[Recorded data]
<<<<
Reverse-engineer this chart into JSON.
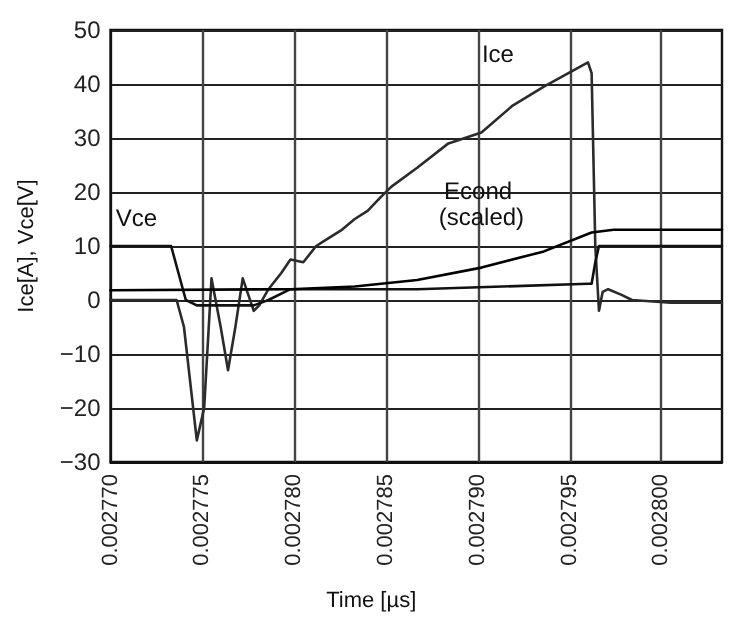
{
  "chart_data": {
    "type": "line",
    "xlabel": "Time [µs]",
    "ylabel": "Ice[A], Vce[V]",
    "xlim": [
      0.00277,
      0.0028033
    ],
    "xticks": [
      {
        "value": 0.00277,
        "label": "0.002770"
      },
      {
        "value": 0.002775,
        "label": "0.002775"
      },
      {
        "value": 0.00278,
        "label": "0.002780"
      },
      {
        "value": 0.002785,
        "label": "0.002785"
      },
      {
        "value": 0.00279,
        "label": "0.002790"
      },
      {
        "value": 0.002795,
        "label": "0.002795"
      },
      {
        "value": 0.0028,
        "label": "0.002800"
      }
    ],
    "ylim": [
      -30,
      50
    ],
    "yticks": [
      {
        "value": -30,
        "label": "−30"
      },
      {
        "value": -20,
        "label": "−20"
      },
      {
        "value": -10,
        "label": "−10"
      },
      0,
      10,
      20,
      30,
      40,
      50
    ],
    "grid": true,
    "marker": "none",
    "line_style": "solid",
    "series": [
      {
        "name": "Ice",
        "color": "#2b2b2b",
        "x": [
          0.00277,
          0.0027736,
          0.002774,
          0.0027747,
          0.0027751,
          0.0027755,
          0.002776,
          0.0027764,
          0.0027768,
          0.0027772,
          0.0027778,
          0.0027781,
          0.0027786,
          0.0027793,
          0.0027798,
          0.0027805,
          0.0027812,
          0.0027819,
          0.0027826,
          0.0027833,
          0.002784,
          0.0027847,
          0.0027853,
          0.0027867,
          0.0027884,
          0.0027902,
          0.0027919,
          0.0027936,
          0.002796,
          0.0027962,
          0.0027964,
          0.0027966,
          0.0027968,
          0.0027971,
          0.0027978,
          0.0027984,
          0.0028005,
          0.0028033
        ],
        "values": [
          0,
          0,
          -5,
          -26,
          -20,
          4,
          -5,
          -13,
          -5,
          4,
          -2,
          -1,
          2,
          5,
          7.5,
          7,
          10,
          11.5,
          13,
          15,
          16.5,
          19,
          21,
          24.5,
          29,
          31,
          36,
          39.5,
          44,
          42,
          10,
          -2,
          1.5,
          2,
          1,
          0,
          -0.5,
          -0.5
        ]
      },
      {
        "name": "Vce",
        "color": "#111111",
        "x": [
          0.00277,
          0.0027733,
          0.0027737,
          0.0027741,
          0.0027747,
          0.0027764,
          0.0027778,
          0.0027786,
          0.0027798,
          0.0027867,
          0.002796,
          0.0027962,
          0.0027964,
          0.0027966,
          0.0028033
        ],
        "values": [
          10,
          10,
          5,
          0,
          -1,
          -1,
          -1,
          0,
          2,
          2,
          3,
          3,
          7,
          10,
          10
        ]
      },
      {
        "name": "Econd (scaled)",
        "color": "#000000",
        "x": [
          0.00277,
          0.0027798,
          0.0027833,
          0.0027867,
          0.0027902,
          0.0027936,
          0.0027962,
          0.0027974,
          0.0028033
        ],
        "values": [
          1.8,
          2,
          2.5,
          3.7,
          6,
          9,
          12.5,
          13,
          13
        ]
      }
    ]
  }
}
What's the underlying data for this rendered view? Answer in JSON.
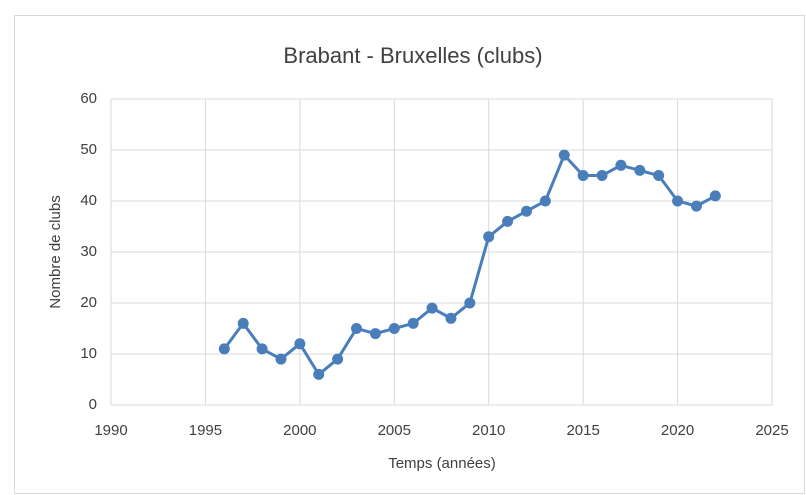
{
  "chart_data": {
    "type": "line",
    "title": "Brabant - Bruxelles (clubs)",
    "x_label": "Temps (années)",
    "y_label": "Nombre de clubs",
    "x": [
      1996,
      1997,
      1998,
      1999,
      2000,
      2001,
      2002,
      2003,
      2004,
      2005,
      2006,
      2007,
      2008,
      2009,
      2010,
      2011,
      2012,
      2013,
      2014,
      2015,
      2016,
      2017,
      2018,
      2019,
      2020,
      2021,
      2022
    ],
    "series": [
      {
        "name": "Nombre de clubs",
        "color": "#4a7ebb",
        "values": [
          11,
          16,
          11,
          9,
          12,
          6,
          9,
          15,
          14,
          15,
          16,
          19,
          17,
          20,
          33,
          36,
          38,
          40,
          49,
          45,
          45,
          47,
          46,
          45,
          40,
          39,
          41
        ]
      }
    ],
    "xlim": [
      1990,
      2025
    ],
    "xticks": [
      1990,
      1995,
      2000,
      2005,
      2010,
      2015,
      2020,
      2025
    ],
    "ylim": [
      0,
      60
    ],
    "yticks": [
      0,
      10,
      20,
      30,
      40,
      50,
      60
    ],
    "grid": true
  }
}
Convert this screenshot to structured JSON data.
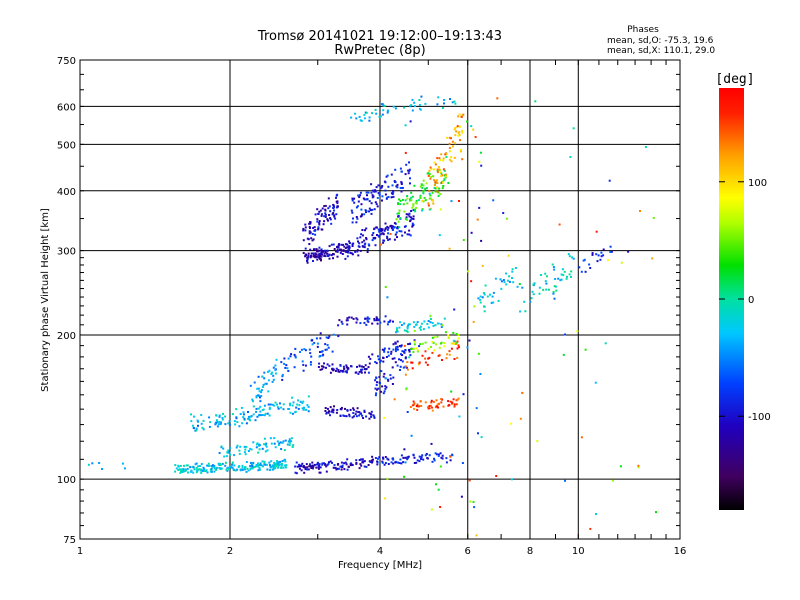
{
  "chart_data": {
    "type": "scatter",
    "title": "Tromsø 20141021 19:12:00–19:13:43",
    "subtitle": "RwPretec (8p)",
    "xlabel": "Frequency [MHz]",
    "ylabel": "Stationary phase Virtual Height [km]",
    "x_scale": "log",
    "y_scale": "log",
    "xlim": [
      1,
      16
    ],
    "ylim": [
      75,
      750
    ],
    "x_ticks": [
      1,
      2,
      4,
      6,
      8,
      10,
      16
    ],
    "y_ticks": [
      75,
      100,
      200,
      300,
      400,
      500,
      600,
      750
    ],
    "x_tick_labels": [
      "1",
      "2",
      "4",
      "6",
      "8",
      "10",
      "16"
    ],
    "y_tick_labels": [
      "75",
      "100",
      "200",
      "300",
      "400",
      "500",
      "600",
      "750"
    ],
    "grid": true,
    "stats": {
      "heading": "Phases",
      "line_o": "mean, sd,O: -75.3, 19.6",
      "line_x": "mean, sd,X: 110.1, 29.0"
    },
    "colorbar": {
      "label": "[deg]",
      "range": [
        -180,
        180
      ],
      "ticks": [
        100,
        0,
        -100
      ],
      "tick_labels": [
        "100",
        "0",
        "-100"
      ]
    },
    "traces": [
      {
        "f": [
          1.04,
          1.25
        ],
        "h": [
          106,
          106
        ],
        "phase": -20,
        "n": 6
      },
      {
        "f": [
          1.55,
          2.6
        ],
        "h": [
          104,
          108
        ],
        "phase": -25,
        "n": 200
      },
      {
        "f": [
          1.65,
          2.9
        ],
        "h": [
          126,
          148
        ],
        "phase": -35,
        "n": 130
      },
      {
        "f": [
          1.9,
          2.7
        ],
        "h": [
          112,
          122
        ],
        "phase": -30,
        "n": 70
      },
      {
        "f": [
          2.7,
          3.9
        ],
        "h": [
          104,
          110
        ],
        "phase": -110,
        "n": 110
      },
      {
        "f": [
          3.9,
          5.6
        ],
        "h": [
          108,
          112
        ],
        "phase": -90,
        "n": 70
      },
      {
        "f": [
          2.2,
          2.5
        ],
        "h": [
          140,
          180
        ],
        "phase": -40,
        "n": 40
      },
      {
        "f": [
          2.5,
          3.3
        ],
        "h": [
          158,
          210
        ],
        "phase": -70,
        "n": 60
      },
      {
        "f": [
          3.1,
          3.9
        ],
        "h": [
          140,
          135
        ],
        "phase": -110,
        "n": 60
      },
      {
        "f": [
          3.9,
          4.6
        ],
        "h": [
          145,
          190
        ],
        "phase": -100,
        "n": 50
      },
      {
        "f": [
          3.0,
          3.8
        ],
        "h": [
          172,
          168
        ],
        "phase": -110,
        "n": 60
      },
      {
        "f": [
          3.8,
          4.8
        ],
        "h": [
          170,
          200
        ],
        "phase": -95,
        "n": 50
      },
      {
        "f": [
          3.3,
          4.3
        ],
        "h": [
          212,
          215
        ],
        "phase": -100,
        "n": 40
      },
      {
        "f": [
          4.3,
          5.4
        ],
        "h": [
          205,
          215
        ],
        "phase": -20,
        "n": 40
      },
      {
        "f": [
          4.6,
          5.8
        ],
        "h": [
          141,
          146
        ],
        "phase": 155,
        "n": 50
      },
      {
        "f": [
          4.5,
          5.8
        ],
        "h": [
          165,
          195
        ],
        "phase": 150,
        "n": 35
      },
      {
        "f": [
          4.6,
          5.8
        ],
        "h": [
          180,
          205
        ],
        "phase": 60,
        "n": 35
      },
      {
        "f": [
          2.8,
          3.5
        ],
        "h": [
          285,
          310
        ],
        "phase": -115,
        "n": 120
      },
      {
        "f": [
          2.8,
          3.3
        ],
        "h": [
          300,
          400
        ],
        "phase": -105,
        "n": 90
      },
      {
        "f": [
          3.4,
          4.7
        ],
        "h": [
          290,
          360
        ],
        "phase": -100,
        "n": 130
      },
      {
        "f": [
          3.5,
          4.6
        ],
        "h": [
          340,
          460
        ],
        "phase": -90,
        "n": 110
      },
      {
        "f": [
          4.3,
          5.5
        ],
        "h": [
          330,
          470
        ],
        "phase": 30,
        "n": 90
      },
      {
        "f": [
          5.0,
          5.9
        ],
        "h": [
          360,
          600
        ],
        "phase": 120,
        "n": 80
      },
      {
        "f": [
          3.5,
          5.8
        ],
        "h": [
          560,
          640
        ],
        "phase": -30,
        "n": 50
      },
      {
        "f": [
          6.3,
          7.6
        ],
        "h": [
          220,
          285
        ],
        "phase": -30,
        "n": 35
      },
      {
        "f": [
          7.6,
          9.8
        ],
        "h": [
          220,
          300
        ],
        "phase": -20,
        "n": 45
      },
      {
        "f": [
          10.0,
          11.8
        ],
        "h": [
          270,
          310
        ],
        "phase": -90,
        "n": 20
      },
      {
        "f": [
          4.0,
          6.5
        ],
        "h": [
          76,
          560
        ],
        "phase": 0,
        "n": 80
      },
      {
        "f": [
          6.0,
          14.5
        ],
        "h": [
          78,
          660
        ],
        "phase": 0,
        "n": 45
      }
    ]
  }
}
>>>>
Return every line above that contains the word "xlabel".

    "xlabel": "Time [µs]",
    "xlabel": "Frequency [MHz]",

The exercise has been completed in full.